Find and copy lines holding "number".

** start Dataset entries **

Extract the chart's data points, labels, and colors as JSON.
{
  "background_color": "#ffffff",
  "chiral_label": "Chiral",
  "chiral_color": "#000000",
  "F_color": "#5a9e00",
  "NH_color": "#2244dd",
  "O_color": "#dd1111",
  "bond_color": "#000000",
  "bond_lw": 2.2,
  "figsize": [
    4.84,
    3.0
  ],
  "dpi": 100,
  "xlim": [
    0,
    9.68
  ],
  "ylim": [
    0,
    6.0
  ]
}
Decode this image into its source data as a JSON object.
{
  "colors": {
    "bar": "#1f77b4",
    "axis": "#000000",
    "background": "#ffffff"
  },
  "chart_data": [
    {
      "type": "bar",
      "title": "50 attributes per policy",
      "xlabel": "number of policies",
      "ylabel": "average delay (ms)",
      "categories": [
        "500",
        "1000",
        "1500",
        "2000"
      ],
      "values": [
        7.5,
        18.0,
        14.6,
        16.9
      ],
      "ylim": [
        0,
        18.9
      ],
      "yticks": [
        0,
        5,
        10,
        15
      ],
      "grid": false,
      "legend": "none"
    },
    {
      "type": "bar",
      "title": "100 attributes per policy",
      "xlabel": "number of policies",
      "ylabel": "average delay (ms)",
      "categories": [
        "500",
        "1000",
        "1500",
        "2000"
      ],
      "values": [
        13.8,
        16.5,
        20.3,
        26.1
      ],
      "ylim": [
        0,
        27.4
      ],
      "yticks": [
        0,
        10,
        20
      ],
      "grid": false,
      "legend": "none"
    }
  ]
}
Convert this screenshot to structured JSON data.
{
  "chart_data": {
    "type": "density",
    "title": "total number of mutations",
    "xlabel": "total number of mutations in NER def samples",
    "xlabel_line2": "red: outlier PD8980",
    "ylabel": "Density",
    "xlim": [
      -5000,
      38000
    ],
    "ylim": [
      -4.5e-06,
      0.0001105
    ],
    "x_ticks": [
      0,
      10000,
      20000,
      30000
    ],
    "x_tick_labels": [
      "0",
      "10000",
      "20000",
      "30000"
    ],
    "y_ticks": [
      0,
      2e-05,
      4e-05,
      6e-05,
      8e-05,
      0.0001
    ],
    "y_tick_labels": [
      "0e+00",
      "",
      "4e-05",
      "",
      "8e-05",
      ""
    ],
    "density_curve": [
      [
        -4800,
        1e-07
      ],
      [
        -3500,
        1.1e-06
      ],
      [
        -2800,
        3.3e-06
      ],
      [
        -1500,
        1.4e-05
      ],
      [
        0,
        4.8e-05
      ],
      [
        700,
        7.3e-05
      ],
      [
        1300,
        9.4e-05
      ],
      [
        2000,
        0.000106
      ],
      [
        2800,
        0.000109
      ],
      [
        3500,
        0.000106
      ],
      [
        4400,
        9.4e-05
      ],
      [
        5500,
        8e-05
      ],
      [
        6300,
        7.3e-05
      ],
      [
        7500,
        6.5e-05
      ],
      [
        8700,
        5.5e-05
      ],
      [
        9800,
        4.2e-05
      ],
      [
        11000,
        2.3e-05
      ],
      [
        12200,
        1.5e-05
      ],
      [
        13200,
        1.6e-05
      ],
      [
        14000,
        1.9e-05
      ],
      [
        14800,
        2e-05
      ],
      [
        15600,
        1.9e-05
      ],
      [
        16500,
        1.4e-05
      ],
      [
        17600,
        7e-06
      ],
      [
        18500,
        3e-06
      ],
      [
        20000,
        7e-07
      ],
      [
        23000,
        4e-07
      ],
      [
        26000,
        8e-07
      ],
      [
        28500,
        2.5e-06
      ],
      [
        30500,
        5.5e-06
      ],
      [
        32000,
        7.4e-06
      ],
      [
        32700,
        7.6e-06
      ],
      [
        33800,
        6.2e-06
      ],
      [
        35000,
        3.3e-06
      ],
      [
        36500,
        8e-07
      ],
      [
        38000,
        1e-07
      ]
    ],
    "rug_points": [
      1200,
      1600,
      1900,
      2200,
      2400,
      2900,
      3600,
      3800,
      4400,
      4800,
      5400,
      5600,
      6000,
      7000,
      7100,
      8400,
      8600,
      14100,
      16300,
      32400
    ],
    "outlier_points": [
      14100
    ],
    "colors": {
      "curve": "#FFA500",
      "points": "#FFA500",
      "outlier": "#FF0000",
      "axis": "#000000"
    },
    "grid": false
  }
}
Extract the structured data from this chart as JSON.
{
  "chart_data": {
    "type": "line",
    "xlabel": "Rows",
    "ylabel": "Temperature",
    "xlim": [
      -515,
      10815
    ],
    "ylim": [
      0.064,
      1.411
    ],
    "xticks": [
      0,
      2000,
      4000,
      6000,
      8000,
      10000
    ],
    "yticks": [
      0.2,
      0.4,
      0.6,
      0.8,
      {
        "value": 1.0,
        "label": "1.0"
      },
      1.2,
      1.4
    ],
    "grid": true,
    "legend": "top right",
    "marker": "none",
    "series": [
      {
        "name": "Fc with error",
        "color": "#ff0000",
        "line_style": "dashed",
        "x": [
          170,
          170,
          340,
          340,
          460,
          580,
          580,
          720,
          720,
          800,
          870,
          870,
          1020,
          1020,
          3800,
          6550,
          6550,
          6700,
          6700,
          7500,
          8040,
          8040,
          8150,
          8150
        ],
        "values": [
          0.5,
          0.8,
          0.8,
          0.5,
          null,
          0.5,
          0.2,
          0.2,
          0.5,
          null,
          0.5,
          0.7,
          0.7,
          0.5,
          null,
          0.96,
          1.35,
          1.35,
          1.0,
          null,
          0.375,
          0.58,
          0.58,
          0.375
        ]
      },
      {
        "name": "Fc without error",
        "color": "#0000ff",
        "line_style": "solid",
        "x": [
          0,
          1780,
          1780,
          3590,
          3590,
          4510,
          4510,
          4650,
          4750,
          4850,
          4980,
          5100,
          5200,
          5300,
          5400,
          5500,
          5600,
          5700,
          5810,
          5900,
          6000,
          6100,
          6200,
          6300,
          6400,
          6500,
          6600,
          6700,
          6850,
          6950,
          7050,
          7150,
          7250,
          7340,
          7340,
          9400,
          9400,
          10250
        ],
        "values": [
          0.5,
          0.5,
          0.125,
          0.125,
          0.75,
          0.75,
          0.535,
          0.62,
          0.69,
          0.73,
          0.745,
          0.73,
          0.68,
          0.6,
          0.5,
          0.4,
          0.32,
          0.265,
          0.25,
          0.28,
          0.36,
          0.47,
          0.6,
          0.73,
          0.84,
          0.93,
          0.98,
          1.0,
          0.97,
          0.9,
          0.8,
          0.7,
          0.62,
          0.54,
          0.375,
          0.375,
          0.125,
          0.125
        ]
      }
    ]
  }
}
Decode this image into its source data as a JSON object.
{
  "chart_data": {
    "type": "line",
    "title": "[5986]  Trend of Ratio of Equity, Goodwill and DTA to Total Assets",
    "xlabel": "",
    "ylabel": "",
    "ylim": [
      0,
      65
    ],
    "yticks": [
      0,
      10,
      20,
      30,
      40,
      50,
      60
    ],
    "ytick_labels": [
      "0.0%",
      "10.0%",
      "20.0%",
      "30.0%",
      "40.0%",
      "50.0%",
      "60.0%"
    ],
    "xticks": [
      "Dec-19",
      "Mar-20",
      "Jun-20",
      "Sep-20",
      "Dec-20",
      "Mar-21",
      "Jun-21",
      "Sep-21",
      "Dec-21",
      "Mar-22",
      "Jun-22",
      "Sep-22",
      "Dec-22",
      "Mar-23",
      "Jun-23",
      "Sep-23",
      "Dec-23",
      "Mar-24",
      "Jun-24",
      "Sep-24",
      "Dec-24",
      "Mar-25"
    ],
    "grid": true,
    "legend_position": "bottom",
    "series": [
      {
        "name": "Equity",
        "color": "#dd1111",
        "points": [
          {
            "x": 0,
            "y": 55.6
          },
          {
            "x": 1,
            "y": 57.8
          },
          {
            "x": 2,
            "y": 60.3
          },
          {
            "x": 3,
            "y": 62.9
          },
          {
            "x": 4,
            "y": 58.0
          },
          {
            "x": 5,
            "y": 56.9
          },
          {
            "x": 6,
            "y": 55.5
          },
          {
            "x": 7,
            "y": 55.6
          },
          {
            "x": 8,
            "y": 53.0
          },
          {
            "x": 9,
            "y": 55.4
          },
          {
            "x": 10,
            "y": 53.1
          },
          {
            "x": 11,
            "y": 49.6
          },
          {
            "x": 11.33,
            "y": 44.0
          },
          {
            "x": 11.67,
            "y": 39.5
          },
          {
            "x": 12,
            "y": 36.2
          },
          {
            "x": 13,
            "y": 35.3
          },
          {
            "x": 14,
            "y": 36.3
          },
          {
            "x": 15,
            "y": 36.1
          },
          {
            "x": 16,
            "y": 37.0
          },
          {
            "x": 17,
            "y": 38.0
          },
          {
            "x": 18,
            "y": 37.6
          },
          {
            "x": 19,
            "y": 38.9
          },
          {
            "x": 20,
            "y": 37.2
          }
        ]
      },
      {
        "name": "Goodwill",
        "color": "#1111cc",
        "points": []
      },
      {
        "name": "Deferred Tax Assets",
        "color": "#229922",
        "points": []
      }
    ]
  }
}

** end Dataset entries **

Task response:
      "xlabel": "number of policies",
      "xlabel": "number of policies",
    "title": "total number of mutations",
    "xlabel": "total number of mutations in NER def samples",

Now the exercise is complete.